» **OBJECTIVE**:
Check every line below for the word "image" and give only the number of lines where it appears.

>> begin RECORD LIST

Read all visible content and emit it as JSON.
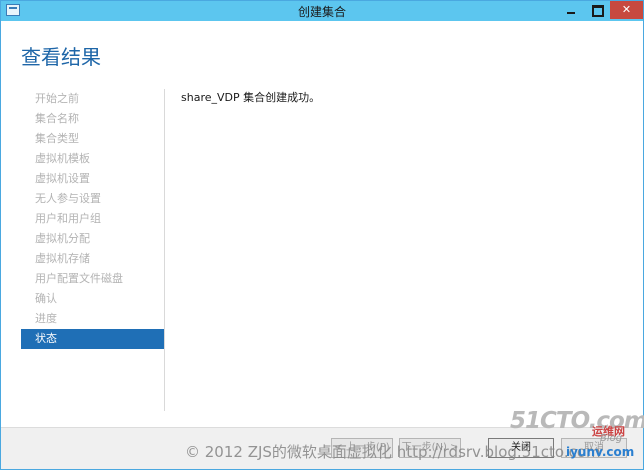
{
  "window": {
    "title": "创建集合",
    "minimize_glyph": "",
    "maximize_glyph": "",
    "close_glyph": "✕"
  },
  "page": {
    "title": "查看结果",
    "status_message": "share_VDP 集合创建成功。"
  },
  "nav": {
    "items": [
      {
        "label": "开始之前"
      },
      {
        "label": "集合名称"
      },
      {
        "label": "集合类型"
      },
      {
        "label": "虚拟机模板"
      },
      {
        "label": "虚拟机设置"
      },
      {
        "label": "无人参与设置"
      },
      {
        "label": "用户和用户组"
      },
      {
        "label": "虚拟机分配"
      },
      {
        "label": "虚拟机存储"
      },
      {
        "label": "用户配置文件磁盘"
      },
      {
        "label": "确认"
      },
      {
        "label": "进度"
      },
      {
        "label": "状态"
      }
    ],
    "active_index": 12
  },
  "footer": {
    "prev_label": "< 上一步(P)",
    "next_label": "下一步(N) >",
    "close_label": "关闭",
    "cancel_label": "取消"
  },
  "watermark": {
    "copyright": "© 2012 ZJS的微软桌面虚拟化 http://rdsrv.blog.51cto.com",
    "brand": "51CTO.com",
    "blog_label": "Blog",
    "site": "运维网",
    "url": "iyunv.com"
  },
  "colors": {
    "titlebar": "#5cc6ef",
    "accent": "#1f6fb6",
    "close_button": "#c7493f"
  }
}
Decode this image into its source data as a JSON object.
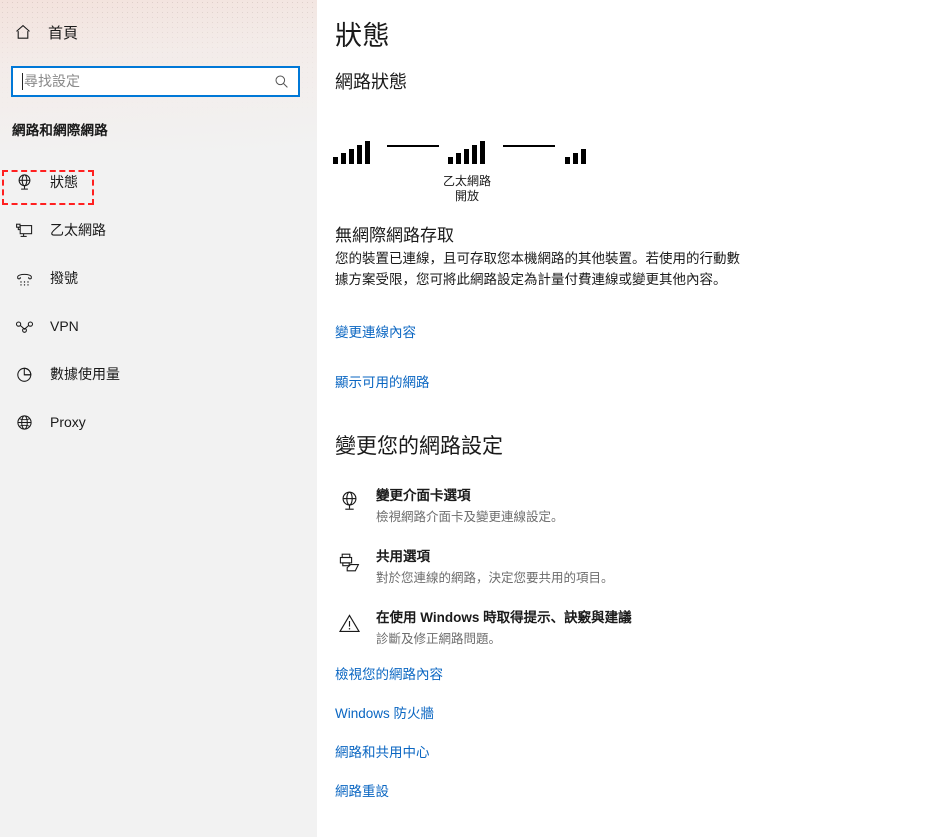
{
  "sidebar": {
    "home": {
      "label": "首頁",
      "icon": "home-icon"
    },
    "search": {
      "value": "",
      "placeholder": "尋找設定",
      "icon": "search-icon"
    },
    "category_title": "網路和網際網路",
    "items": [
      {
        "label": "狀態",
        "icon": "network-globe-icon",
        "selected": true
      },
      {
        "label": "乙太網路",
        "icon": "ethernet-monitor-icon",
        "selected": false
      },
      {
        "label": "撥號",
        "icon": "dialup-phone-icon",
        "selected": false
      },
      {
        "label": "VPN",
        "icon": "vpn-key-icon",
        "selected": false
      },
      {
        "label": "數據使用量",
        "icon": "data-usage-pie-icon",
        "selected": false
      },
      {
        "label": "Proxy",
        "icon": "proxy-globe-icon",
        "selected": false
      }
    ]
  },
  "content": {
    "page_title": "狀態",
    "network_status_heading": "網路狀態",
    "diagram": {
      "device_bars": [
        7,
        11,
        15,
        19,
        23
      ],
      "network_bars": [
        7,
        11,
        15,
        19,
        23
      ],
      "internet_bars": [
        7,
        11,
        15
      ],
      "label_line1": "乙太網路",
      "label_line2": "開放"
    },
    "status_heading": "無網際網路存取",
    "status_description": "您的裝置已連線，且可存取您本機網路的其他裝置。若使用的行動數據方案受限，您可將此網路設定為計量付費連線或變更其他內容。",
    "link_change_properties": "變更連線內容",
    "link_show_networks": "顯示可用的網路",
    "change_settings_heading": "變更您的網路設定",
    "options": [
      {
        "title": "變更介面卡選項",
        "description": "檢視網路介面卡及變更連線設定。",
        "icon": "adapter-globe-icon"
      },
      {
        "title": "共用選項",
        "description": "對於您連線的網路，決定您要共用的項目。",
        "icon": "sharing-printer-icon"
      },
      {
        "title": "在使用 Windows 時取得提示、訣竅與建議",
        "description": "診斷及修正網路問題。",
        "icon": "warning-triangle-icon"
      }
    ],
    "footer_links": [
      "檢視您的網路內容",
      "Windows 防火牆",
      "網路和共用中心",
      "網路重設"
    ]
  },
  "colors": {
    "accent_blue": "#0a66c2",
    "focus_border": "#0078d7",
    "highlight_red": "#ff2020",
    "sidebar_bg": "#f2f2f2"
  }
}
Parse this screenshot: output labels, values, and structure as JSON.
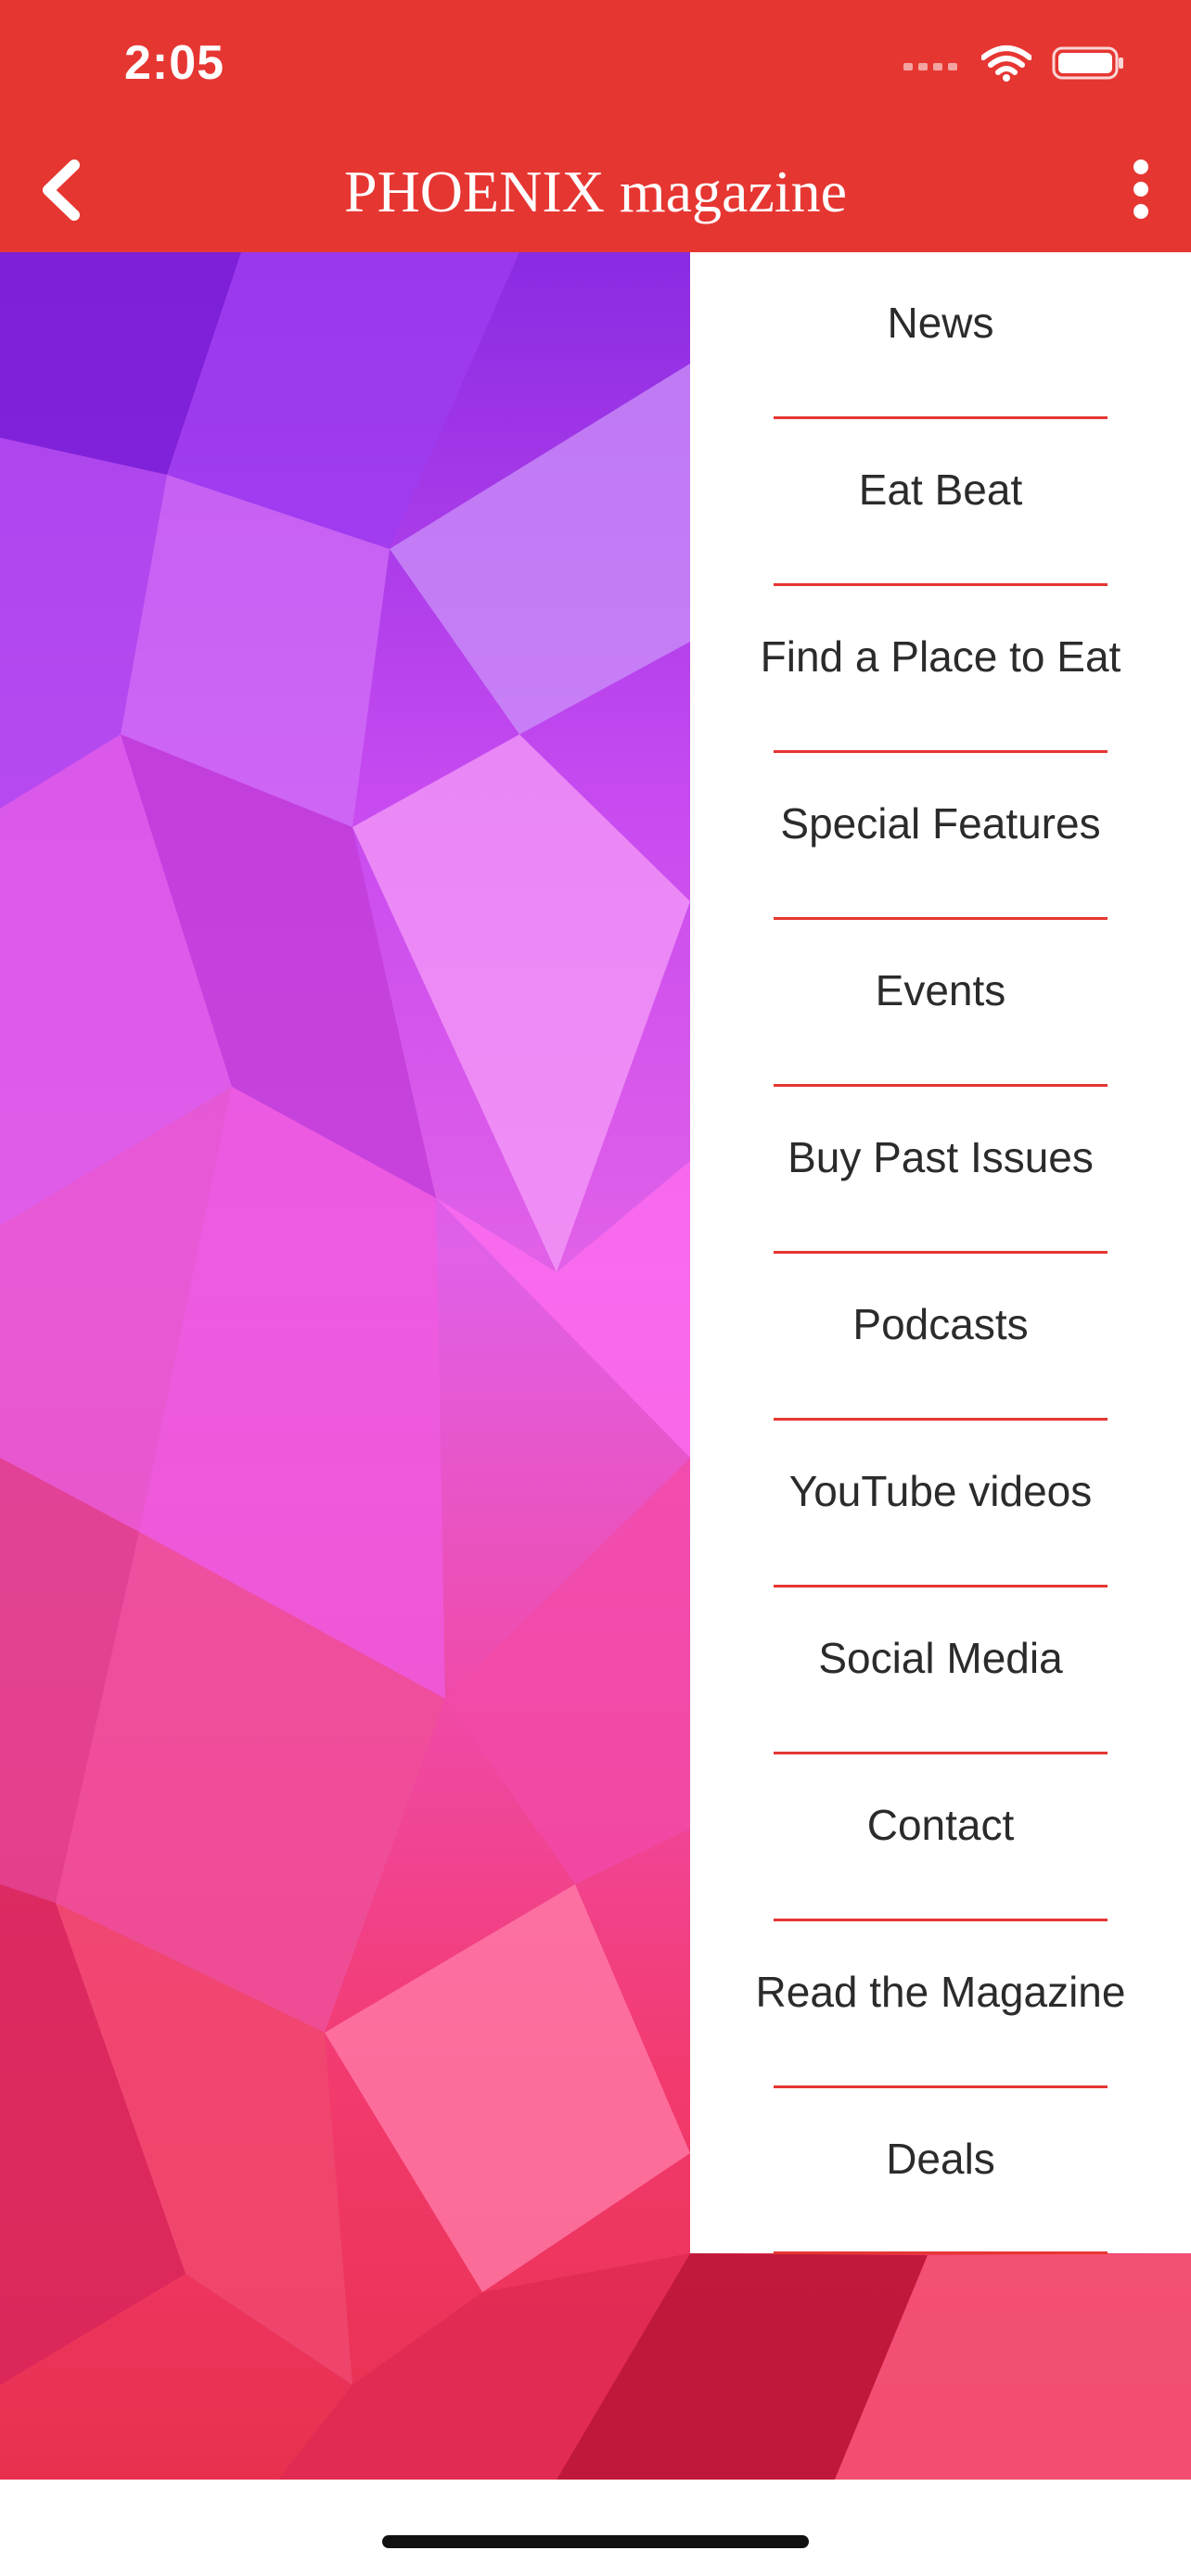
{
  "status_bar": {
    "time": "2:05"
  },
  "header": {
    "title": "PHOENIX magazine"
  },
  "menu": {
    "items": [
      {
        "label": "News"
      },
      {
        "label": "Eat Beat"
      },
      {
        "label": "Find a Place to Eat"
      },
      {
        "label": "Special Features"
      },
      {
        "label": "Events"
      },
      {
        "label": "Buy Past Issues"
      },
      {
        "label": "Podcasts"
      },
      {
        "label": "YouTube videos"
      },
      {
        "label": "Social Media"
      },
      {
        "label": "Contact"
      },
      {
        "label": "Read the Magazine"
      },
      {
        "label": "Deals"
      }
    ]
  },
  "colors": {
    "accent": "#e63632"
  }
}
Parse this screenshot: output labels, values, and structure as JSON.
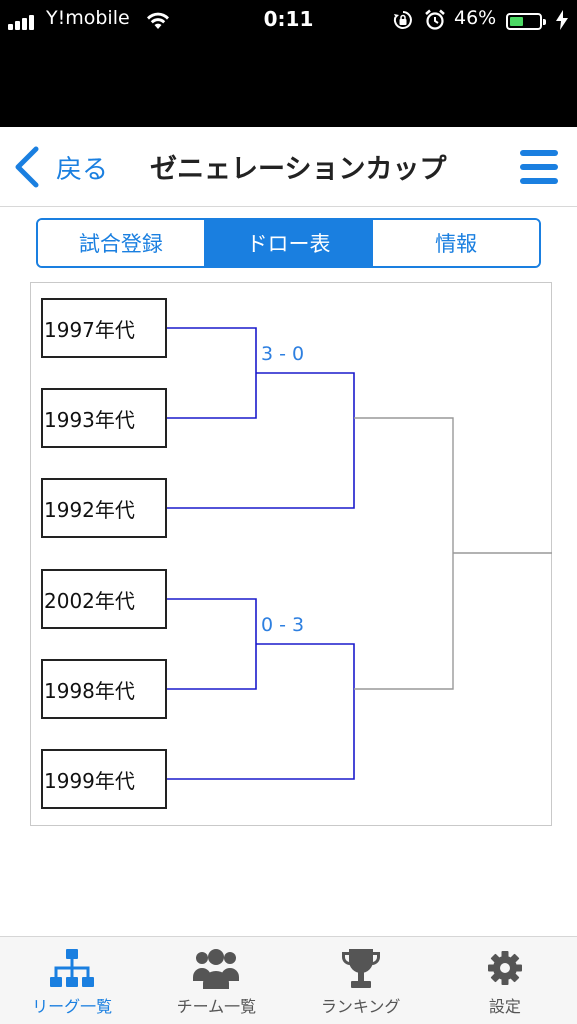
{
  "status_bar": {
    "carrier": "Y!mobile",
    "time": "0:11",
    "battery_percent_label": "46%",
    "battery_level": 0.46
  },
  "nav": {
    "back_label": "戻る",
    "title": "ゼニェレーションカップ"
  },
  "segments": [
    {
      "label": "試合登録",
      "active": false
    },
    {
      "label": "ドロー表",
      "active": true
    },
    {
      "label": "情報",
      "active": false
    }
  ],
  "bracket": {
    "teams": [
      "1997年代",
      "1993年代",
      "1992年代",
      "2002年代",
      "1998年代",
      "1999年代"
    ],
    "scores": [
      "3 - 0",
      "0 - 3"
    ]
  },
  "tabs": [
    {
      "label": "リーグ一覧",
      "icon": "tournament-tree-icon",
      "active": true
    },
    {
      "label": "チーム一覧",
      "icon": "team-users-icon",
      "active": false
    },
    {
      "label": "ランキング",
      "icon": "trophy-icon",
      "active": false
    },
    {
      "label": "設定",
      "icon": "gear-icon",
      "active": false
    }
  ],
  "colors": {
    "accent": "#1a7fe0",
    "bracket_played_line": "#1a1acc",
    "bracket_pending_line": "#999999",
    "score_text": "#2d7fe0"
  }
}
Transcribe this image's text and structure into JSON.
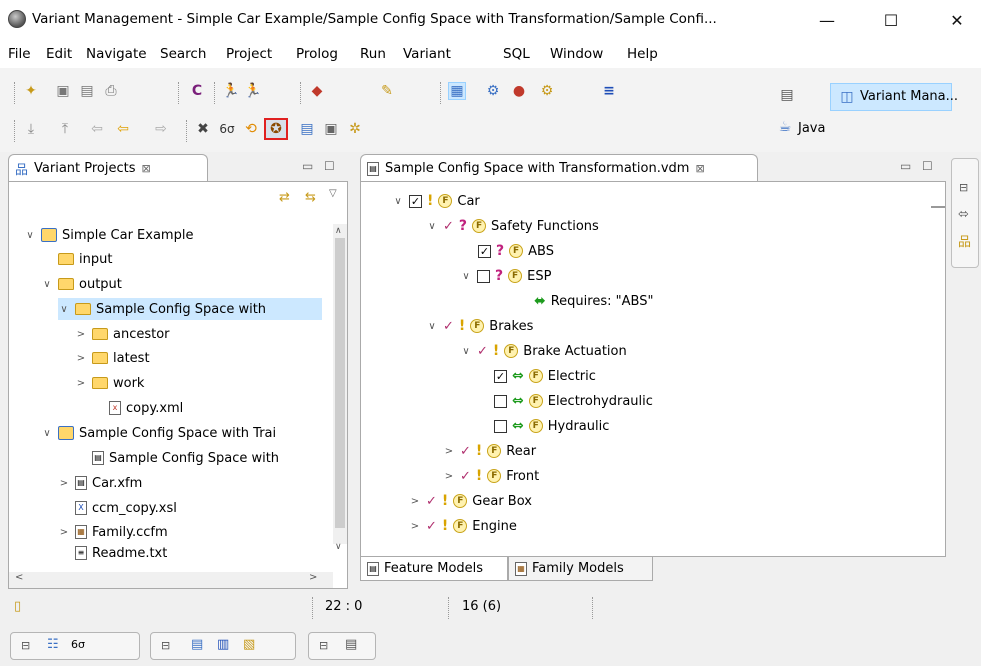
{
  "window": {
    "title": "Variant Management - Simple Car Example/Sample Config Space with Transformation/Sample Confi...",
    "min_label": "—",
    "max_label": "☐",
    "close_label": "✕"
  },
  "menu": [
    "File",
    "Edit",
    "Navigate",
    "Search",
    "Project",
    "Prolog",
    "Run",
    "Variant",
    "SQL",
    "Window",
    "Help"
  ],
  "perspectives": {
    "active": "Variant Mana...",
    "other": "Java"
  },
  "left_view": {
    "tab_label": "Variant Projects",
    "tab_close": "⊠",
    "tree": [
      {
        "label": "Simple Car Example",
        "twisty": "∨",
        "icon": "project"
      },
      {
        "label": "input",
        "twisty": "",
        "icon": "folder"
      },
      {
        "label": "output",
        "twisty": "∨",
        "icon": "folder"
      },
      {
        "label": "Sample Config Space with",
        "twisty": "∨",
        "icon": "folder"
      },
      {
        "label": "ancestor",
        "twisty": ">",
        "icon": "folder"
      },
      {
        "label": "latest",
        "twisty": ">",
        "icon": "folder"
      },
      {
        "label": "work",
        "twisty": ">",
        "icon": "folder"
      },
      {
        "label": "copy.xml",
        "twisty": "",
        "icon": "xml"
      },
      {
        "label": "Sample Config Space with Trai",
        "twisty": "∨",
        "icon": "project"
      },
      {
        "label": "Sample Config Space with",
        "twisty": "",
        "icon": "doc"
      },
      {
        "label": "Car.xfm",
        "twisty": ">",
        "icon": "doc"
      },
      {
        "label": "ccm_copy.xsl",
        "twisty": "",
        "icon": "doc"
      },
      {
        "label": "Family.ccfm",
        "twisty": ">",
        "icon": "doc"
      },
      {
        "label": "Readme.txt",
        "twisty": "",
        "icon": "doc"
      }
    ]
  },
  "editor": {
    "tab_label": "Sample Config Space with Transformation.vdm",
    "tab_close": "⊠",
    "tree": [
      {
        "label": "Car",
        "twisty": "∨",
        "mark": "cb-checked",
        "kind": "!"
      },
      {
        "label": "Safety Functions",
        "twisty": "∨",
        "mark": "check",
        "kind": "?"
      },
      {
        "label": "ABS",
        "twisty": "",
        "mark": "cb-checked",
        "kind": "?"
      },
      {
        "label": "ESP",
        "twisty": "∨",
        "mark": "cb",
        "kind": "?"
      },
      {
        "label": "Requires: \"ABS\"",
        "twisty": "",
        "mark": "arrow",
        "kind": ""
      },
      {
        "label": "Brakes",
        "twisty": "∨",
        "mark": "check",
        "kind": "!"
      },
      {
        "label": "Brake Actuation",
        "twisty": "∨",
        "mark": "check",
        "kind": "!"
      },
      {
        "label": "Electric",
        "twisty": "",
        "mark": "cb-checked",
        "kind": "⇔"
      },
      {
        "label": "Electrohydraulic",
        "twisty": "",
        "mark": "cb",
        "kind": "⇔"
      },
      {
        "label": "Hydraulic",
        "twisty": "",
        "mark": "cb",
        "kind": "⇔"
      },
      {
        "label": "Rear",
        "twisty": ">",
        "mark": "check",
        "kind": "!"
      },
      {
        "label": "Front",
        "twisty": ">",
        "mark": "check",
        "kind": "!"
      },
      {
        "label": "Gear Box",
        "twisty": ">",
        "mark": "check",
        "kind": "!"
      },
      {
        "label": "Engine",
        "twisty": ">",
        "mark": "check",
        "kind": "!"
      }
    ],
    "bottom_tabs": [
      "Feature Models",
      "Family Models"
    ]
  },
  "status": {
    "position": "22 : 0",
    "count": "16 (6)"
  }
}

>> end RECORD LIST

» **TASK OUTPUT**:
2